Written instruction:
Filter the entries and keep only the lines where the string "conditions" appears.
## START Input data
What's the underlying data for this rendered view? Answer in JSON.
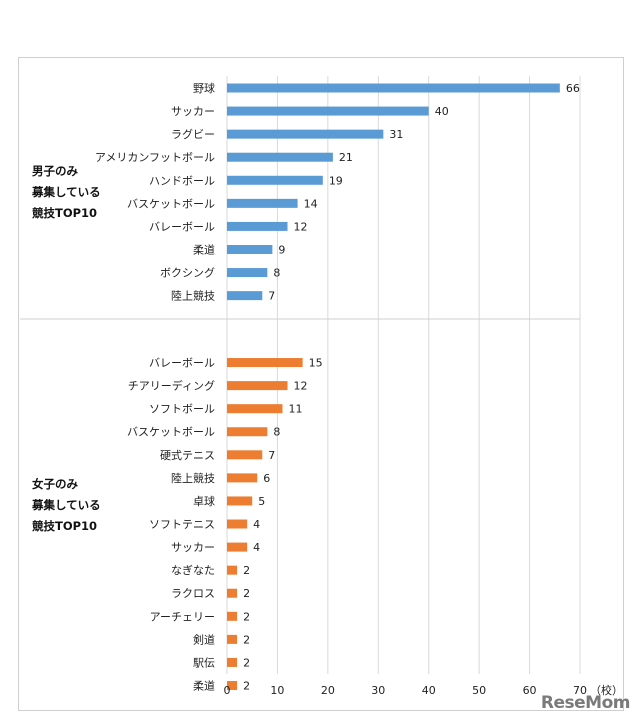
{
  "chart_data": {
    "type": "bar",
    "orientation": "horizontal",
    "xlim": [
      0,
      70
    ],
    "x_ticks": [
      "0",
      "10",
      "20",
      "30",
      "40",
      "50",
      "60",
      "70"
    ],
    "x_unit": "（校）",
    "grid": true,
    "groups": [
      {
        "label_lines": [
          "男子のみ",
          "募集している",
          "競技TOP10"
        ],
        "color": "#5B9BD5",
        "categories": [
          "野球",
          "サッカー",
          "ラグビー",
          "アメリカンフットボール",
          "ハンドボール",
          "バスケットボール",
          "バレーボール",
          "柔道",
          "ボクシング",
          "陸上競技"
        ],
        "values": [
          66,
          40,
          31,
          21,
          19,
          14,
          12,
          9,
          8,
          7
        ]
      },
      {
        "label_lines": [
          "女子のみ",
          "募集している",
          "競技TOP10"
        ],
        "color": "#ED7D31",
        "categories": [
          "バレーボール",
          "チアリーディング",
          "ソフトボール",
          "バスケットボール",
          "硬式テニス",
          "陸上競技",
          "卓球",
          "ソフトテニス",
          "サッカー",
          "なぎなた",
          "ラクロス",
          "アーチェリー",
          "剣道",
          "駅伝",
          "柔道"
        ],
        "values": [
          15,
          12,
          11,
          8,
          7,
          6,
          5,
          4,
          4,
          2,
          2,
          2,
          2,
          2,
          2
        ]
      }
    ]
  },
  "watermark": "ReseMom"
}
## END Input data
## START Input data
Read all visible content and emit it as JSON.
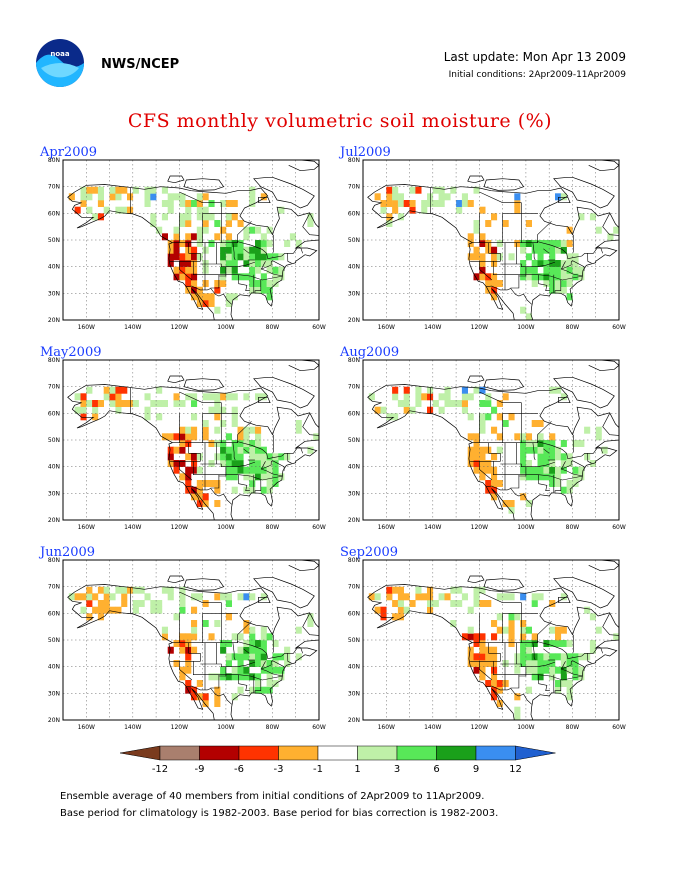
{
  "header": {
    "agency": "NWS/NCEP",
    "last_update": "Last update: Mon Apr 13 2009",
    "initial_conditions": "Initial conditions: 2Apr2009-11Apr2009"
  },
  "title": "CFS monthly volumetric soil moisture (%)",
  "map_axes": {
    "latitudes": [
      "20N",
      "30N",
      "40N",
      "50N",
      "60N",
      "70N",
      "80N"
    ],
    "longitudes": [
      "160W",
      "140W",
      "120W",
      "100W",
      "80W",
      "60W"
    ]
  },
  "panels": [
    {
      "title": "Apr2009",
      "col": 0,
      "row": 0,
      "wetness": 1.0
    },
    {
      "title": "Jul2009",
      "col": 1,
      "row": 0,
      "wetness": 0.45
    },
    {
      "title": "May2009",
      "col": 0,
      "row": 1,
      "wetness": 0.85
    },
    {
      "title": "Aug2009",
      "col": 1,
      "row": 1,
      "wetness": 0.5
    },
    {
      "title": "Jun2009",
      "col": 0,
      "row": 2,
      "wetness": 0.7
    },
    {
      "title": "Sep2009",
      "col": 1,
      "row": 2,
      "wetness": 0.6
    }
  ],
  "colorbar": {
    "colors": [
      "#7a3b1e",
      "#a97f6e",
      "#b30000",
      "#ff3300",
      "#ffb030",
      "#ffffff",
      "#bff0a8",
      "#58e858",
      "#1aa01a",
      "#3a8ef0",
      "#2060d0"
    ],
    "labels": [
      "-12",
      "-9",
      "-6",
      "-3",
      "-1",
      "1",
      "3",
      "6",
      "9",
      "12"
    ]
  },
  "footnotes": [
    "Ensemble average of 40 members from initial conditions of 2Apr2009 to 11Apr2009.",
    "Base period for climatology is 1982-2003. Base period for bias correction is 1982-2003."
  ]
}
## END Input data
Output of the task:
    "initial_conditions": "Initial conditions: 2Apr2009-11Apr2009"
    "Ensemble average of 40 members from initial conditions of 2Apr2009 to 11Apr2009.",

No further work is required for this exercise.